OBJECTIVE:
Transcribe the whole listing below without changing a word, but leave out every image.

++++++++

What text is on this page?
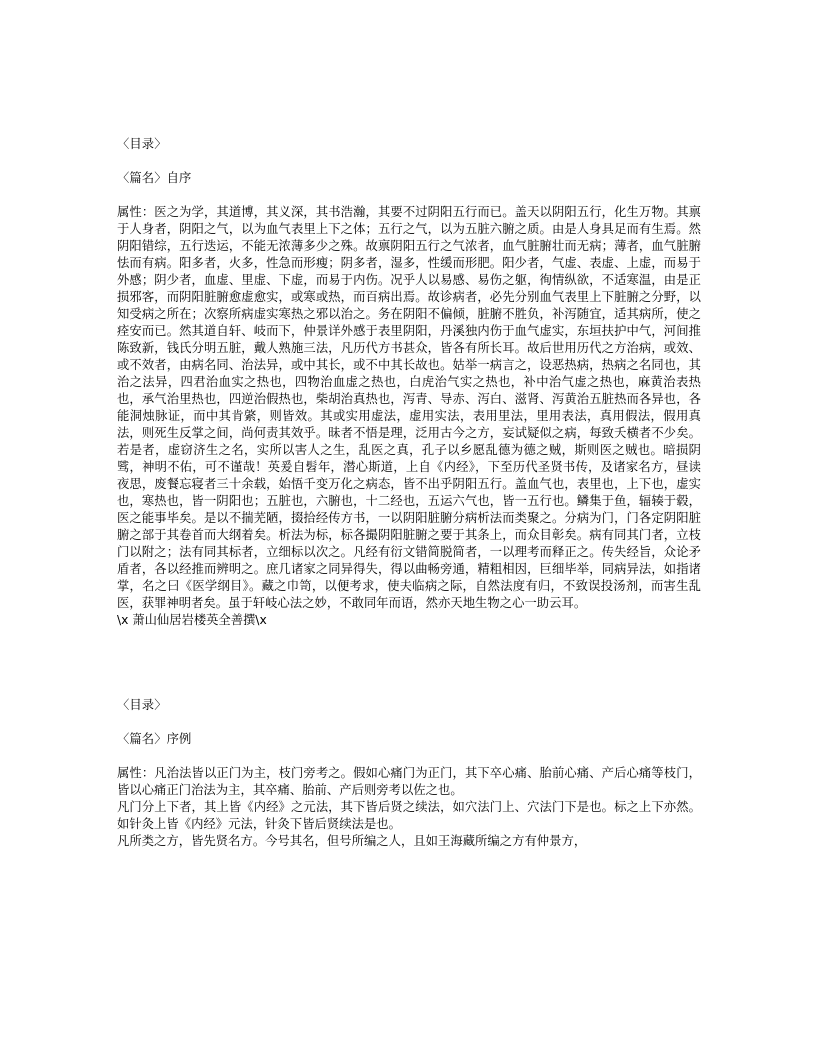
〈目录〉

〈篇名〉自序

属性：医之为学，其道博，其义深，其书浩瀚，其要不过阴阳五行而已。盖天以阴阳五行，化生万物。其禀于人身者，阴阳之气，以为血气表里上下之体；五行之气，以为五脏六腑之质。由是人身具足而有生焉。然阴阳错综，五行迭运，不能无浓薄多少之殊。故禀阴阳五行之气浓者，血气脏腑壮而无病；薄者，血气脏腑怯而有病。阳多者，火多，性急而形瘦；阴多者，湿多，性缓而形肥。阳少者，气虚、表虚、上虚，而易于外感；阴少者，血虚、里虚、下虚，而易于内伤。况乎人以易感、易伤之躯，徇情纵欲，不适寒温，由是正损邪客，而阴阳脏腑愈虚愈实，或寒或热，而百病出焉。故诊病者，必先分别血气表里上下脏腑之分野，以知受病之所在；次察所病虚实寒热之邪以治之。务在阴阳不偏倾，脏腑不胜负，补泻随宜，适其病所，使之痊安而已。然其道自轩、岐而下，仲景详外感于表里阴阳，丹溪独内伤于血气虚实，东垣扶护中气，河间推陈致新，钱氏分明五脏，戴人熟施三法，凡历代方书甚众，皆各有所长耳。故后世用历代之方治病，或效、或不效者，由病名同、治法异，或中其长，或不中其长故也。姑举一病言之，设恶热病，热病之名同也，其治之法异，四君治血实之热也，四物治血虚之热也，白虎治气实之热也，补中治气虚之热也，麻黄治表热也，承气治里热也，四逆治假热也，柴胡治真热也，泻青、导赤、泻白、滋肾、泻黄治五脏热而各异也，各能洞烛脉证，而中其肯綮，则皆效。其或实用虚法，虚用实法，表用里法，里用表法，真用假法，假用真法，则死生反掌之间，尚何责其效乎。昧者不悟是理，泛用古今之方，妄试疑似之病，每致夭横者不少矣。若是者，虚窃济生之名，实所以害人之生，乱医之真，孔子以乡愿乱德为德之贼，斯则医之贼也。暗损阴骘，神明不佑，可不谨哉！英爰自髫年，潜心斯道，上自《内经》，下至历代圣贤书传，及诸家名方，昼读夜思，废餐忘寝者三十余载，始悟千变万化之病态，皆不出乎阴阳五行。盖血气也，表里也，上下也，虚实也，寒热也，皆一阴阳也；五脏也，六腑也，十二经也，五运六气也，皆一五行也。鳞集于鱼，辐辏于毂，医之能事毕矣。是以不揣芜陋，掇拾经传方书，一以阴阳脏腑分病析法而类聚之。分病为门，门各定阴阳脏腑之部于其卷首而大纲着矣。析法为标，标各撮阴阳脏腑之要于其条上，而众目彰矣。病有同其门者，立枝门以附之；法有同其标者，立细标以次之。凡经有衍文错简脱简者，一以理考而释正之。传失经旨，众论矛盾者，各以经推而辨明之。庶几诸家之同异得失，得以曲畅旁通，精粗相因，巨细毕举，同病异法，如指诸掌，名之曰《医学纲目》。藏之巾笥，以便考求，使夫临病之际，自然法度有归，不致误投汤剂，而害生乱医，获罪神明者矣。虽于轩岐心法之妙，不敢同年而语，然亦天地生物之心一助云耳。

\x 萧山仙居岩楼英全善撰\x

〈目录〉

〈篇名〉序例

属性：凡治法皆以正门为主，枝门旁考之。假如心痛门为正门，其下卒心痛、胎前心痛、产后心痛等枝门，皆以心痛正门治法为主，其卒痛、胎前、产后则旁考以佐之也。

凡门分上下者，其上皆《内经》之元法，其下皆后贤之续法，如穴法门上、穴法门下是也。标之上下亦然。如针灸上皆《内经》元法，针灸下皆后贤续法是也。

凡所类之方，皆先贤名方。今号其名，但号所编之人，且如王海藏所编之方有仲景方，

++++++++

TASK OUTPUT:
What text is on this page?
〈目录〉

〈篇名〉自序

属性：医之为学，其道博，其义深，其书浩瀚，其要不过阴阳五行而已。盖天以阴阳五行，化生万物。其禀于人身者，阴阳之气，以为血气表里上下之体；五行之气，以为五脏六腑之质。由是人身具足而有生焉。然阴阳错综，五行迭运，不能无浓薄多少之殊。故禀阴阳五行之气浓者，血气脏腑壮而无病；薄者，血气脏腑怯而有病。阳多者，火多，性急而形瘦；阴多者，湿多，性缓而形肥。阳少者，气虚、表虚、上虚，而易于外感；阴少者，血虚、里虚、下虚，而易于内伤。况乎人以易感、易伤之躯，徇情纵欲，不适寒温，由是正损邪客，而阴阳脏腑愈虚愈实，或寒或热，而百病出焉。故诊病者，必先分别血气表里上下脏腑之分野，以知受病之所在；次察所病虚实寒热之邪以治之。务在阴阳不偏倾，脏腑不胜负，补泻随宜，适其病所，使之痊安而已。然其道自轩、岐而下，仲景详外感于表里阴阳，丹溪独内伤于血气虚实，东垣扶护中气，河间推陈致新，钱氏分明五脏，戴人熟施三法，凡历代方书甚众，皆各有所长耳。故后世用历代之方治病，或效、或不效者，由病名同、治法异，或中其长，或不中其长故也。姑举一病言之，设恶热病，热病之名同也，其治之法异，四君治血实之热也，四物治血虚之热也，白虎治气实之热也，补中治气虚之热也，麻黄治表热也，承气治里热也，四逆治假热也，柴胡治真热也，泻青、导赤、泻白、滋肾、泻黄治五脏热而各异也，各能洞烛脉证，而中其肯綮，则皆效。其或实用虚法，虚用实法，表用里法，里用表法，真用假法，假用真法，则死生反掌之间，尚何责其效乎。昧者不悟是理，泛用古今之方，妄试疑似之病，每致夭横者不少矣。若是者，虚窃济生之名，实所以害人之生，乱医之真，孔子以乡愿乱德为德之贼，斯则医之贼也。暗损阴骘，神明不佑，可不谨哉！英爰自髫年，潜心斯道，上自《内经》，下至历代圣贤书传，及诸家名方，昼读夜思，废餐忘寝者三十余载，始悟千变万化之病态，皆不出乎阴阳五行。盖血气也，表里也，上下也，虚实也，寒热也，皆一阴阳也；五脏也，六腑也，十二经也，五运六气也，皆一五行也。鳞集于鱼，辐辏于毂，医之能事毕矣。是以不揣芜陋，掇拾经传方书，一以阴阳脏腑分病析法而类聚之。分病为门，门各定阴阳脏腑之部于其卷首而大纲着矣。析法为标，标各撮阴阳脏腑之要于其条上，而众目彰矣。病有同其门者，立枝门以附之；法有同其标者，立细标以次之。凡经有衍文错简脱简者，一以理考而释正之。传失经旨，众论矛盾者，各以经推而辨明之。庶几诸家之同异得失，得以曲畅旁通，精粗相因，巨细毕举，同病异法，如指诸掌，名之曰《医学纲目》。藏之巾笥，以便考求，使夫临病之际，自然法度有归，不致误投汤剂，而害生乱医，获罪神明者矣。虽于轩岐心法之妙，不敢同年而语，然亦天地生物之心一助云耳。

\x 萧山仙居岩楼英全善撰\x

〈目录〉

〈篇名〉序例

属性：凡治法皆以正门为主，枝门旁考之。假如心痛门为正门，其下卒心痛、胎前心痛、产后心痛等枝门，皆以心痛正门治法为主，其卒痛、胎前、产后则旁考以佐之也。

凡门分上下者，其上皆《内经》之元法，其下皆后贤之续法，如穴法门上、穴法门下是也。标之上下亦然。如针灸上皆《内经》元法，针灸下皆后贤续法是也。

凡所类之方，皆先贤名方。今号其名，但号所编之人，且如王海藏所编之方有仲景方，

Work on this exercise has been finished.